● **Data entries**:
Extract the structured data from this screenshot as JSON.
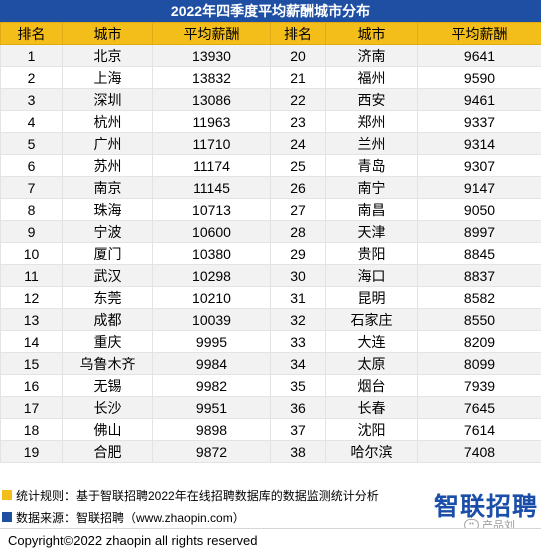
{
  "title": "2022年四季度平均薪酬城市分布",
  "headers": [
    "排名",
    "城市",
    "平均薪酬",
    "排名",
    "城市",
    "平均薪酬"
  ],
  "rows": [
    [
      "1",
      "北京",
      "13930",
      "20",
      "济南",
      "9641"
    ],
    [
      "2",
      "上海",
      "13832",
      "21",
      "福州",
      "9590"
    ],
    [
      "3",
      "深圳",
      "13086",
      "22",
      "西安",
      "9461"
    ],
    [
      "4",
      "杭州",
      "11963",
      "23",
      "郑州",
      "9337"
    ],
    [
      "5",
      "广州",
      "11710",
      "24",
      "兰州",
      "9314"
    ],
    [
      "6",
      "苏州",
      "11174",
      "25",
      "青岛",
      "9307"
    ],
    [
      "7",
      "南京",
      "11145",
      "26",
      "南宁",
      "9147"
    ],
    [
      "8",
      "珠海",
      "10713",
      "27",
      "南昌",
      "9050"
    ],
    [
      "9",
      "宁波",
      "10600",
      "28",
      "天津",
      "8997"
    ],
    [
      "10",
      "厦门",
      "10380",
      "29",
      "贵阳",
      "8845"
    ],
    [
      "11",
      "武汉",
      "10298",
      "30",
      "海口",
      "8837"
    ],
    [
      "12",
      "东莞",
      "10210",
      "31",
      "昆明",
      "8582"
    ],
    [
      "13",
      "成都",
      "10039",
      "32",
      "石家庄",
      "8550"
    ],
    [
      "14",
      "重庆",
      "9995",
      "33",
      "大连",
      "8209"
    ],
    [
      "15",
      "乌鲁木齐",
      "9984",
      "34",
      "太原",
      "8099"
    ],
    [
      "16",
      "无锡",
      "9982",
      "35",
      "烟台",
      "7939"
    ],
    [
      "17",
      "长沙",
      "9951",
      "36",
      "长春",
      "7645"
    ],
    [
      "18",
      "佛山",
      "9898",
      "37",
      "沈阳",
      "7614"
    ],
    [
      "19",
      "合肥",
      "9872",
      "38",
      "哈尔滨",
      "7408"
    ]
  ],
  "notes": {
    "rule": "统计规则：基于智联招聘2022年在线招聘数据库的数据监测统计分析",
    "source": "数据来源：智联招聘（www.zhaopin.com）"
  },
  "brand": "智联招聘",
  "watermark": "产品刘",
  "copyright": "Copyright©2022 zhaopin all rights reserved",
  "colors": {
    "title_bg": "#1f4fa3",
    "header_bg": "#f4be1a",
    "row_alt_bg": "#f2f2f2",
    "note_rule_marker": "#f4be1a",
    "note_source_marker": "#1f4fa3",
    "brand": "#1a4ea8"
  }
}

● **Given task**: Leaving the pictures aside, transcribe the entire listing exactly.

● **Finished exercise**:
Extract the structured data from this screenshot as JSON.
{
  "title": "2022年四季度平均薪酬城市分布",
  "headers": [
    "排名",
    "城市",
    "平均薪酬",
    "排名",
    "城市",
    "平均薪酬"
  ],
  "rows": [
    [
      "1",
      "北京",
      "13930",
      "20",
      "济南",
      "9641"
    ],
    [
      "2",
      "上海",
      "13832",
      "21",
      "福州",
      "9590"
    ],
    [
      "3",
      "深圳",
      "13086",
      "22",
      "西安",
      "9461"
    ],
    [
      "4",
      "杭州",
      "11963",
      "23",
      "郑州",
      "9337"
    ],
    [
      "5",
      "广州",
      "11710",
      "24",
      "兰州",
      "9314"
    ],
    [
      "6",
      "苏州",
      "11174",
      "25",
      "青岛",
      "9307"
    ],
    [
      "7",
      "南京",
      "11145",
      "26",
      "南宁",
      "9147"
    ],
    [
      "8",
      "珠海",
      "10713",
      "27",
      "南昌",
      "9050"
    ],
    [
      "9",
      "宁波",
      "10600",
      "28",
      "天津",
      "8997"
    ],
    [
      "10",
      "厦门",
      "10380",
      "29",
      "贵阳",
      "8845"
    ],
    [
      "11",
      "武汉",
      "10298",
      "30",
      "海口",
      "8837"
    ],
    [
      "12",
      "东莞",
      "10210",
      "31",
      "昆明",
      "8582"
    ],
    [
      "13",
      "成都",
      "10039",
      "32",
      "石家庄",
      "8550"
    ],
    [
      "14",
      "重庆",
      "9995",
      "33",
      "大连",
      "8209"
    ],
    [
      "15",
      "乌鲁木齐",
      "9984",
      "34",
      "太原",
      "8099"
    ],
    [
      "16",
      "无锡",
      "9982",
      "35",
      "烟台",
      "7939"
    ],
    [
      "17",
      "长沙",
      "9951",
      "36",
      "长春",
      "7645"
    ],
    [
      "18",
      "佛山",
      "9898",
      "37",
      "沈阳",
      "7614"
    ],
    [
      "19",
      "合肥",
      "9872",
      "38",
      "哈尔滨",
      "7408"
    ]
  ],
  "notes": {
    "rule": "统计规则：基于智联招聘2022年在线招聘数据库的数据监测统计分析",
    "source": "数据来源：智联招聘（www.zhaopin.com）"
  },
  "brand": "智联招聘",
  "watermark": "产品刘",
  "copyright": "Copyright©2022 zhaopin all rights reserved",
  "colors": {
    "title_bg": "#1f4fa3",
    "header_bg": "#f4be1a",
    "row_alt_bg": "#f2f2f2",
    "note_rule_marker": "#f4be1a",
    "note_source_marker": "#1f4fa3",
    "brand": "#1a4ea8"
  }
}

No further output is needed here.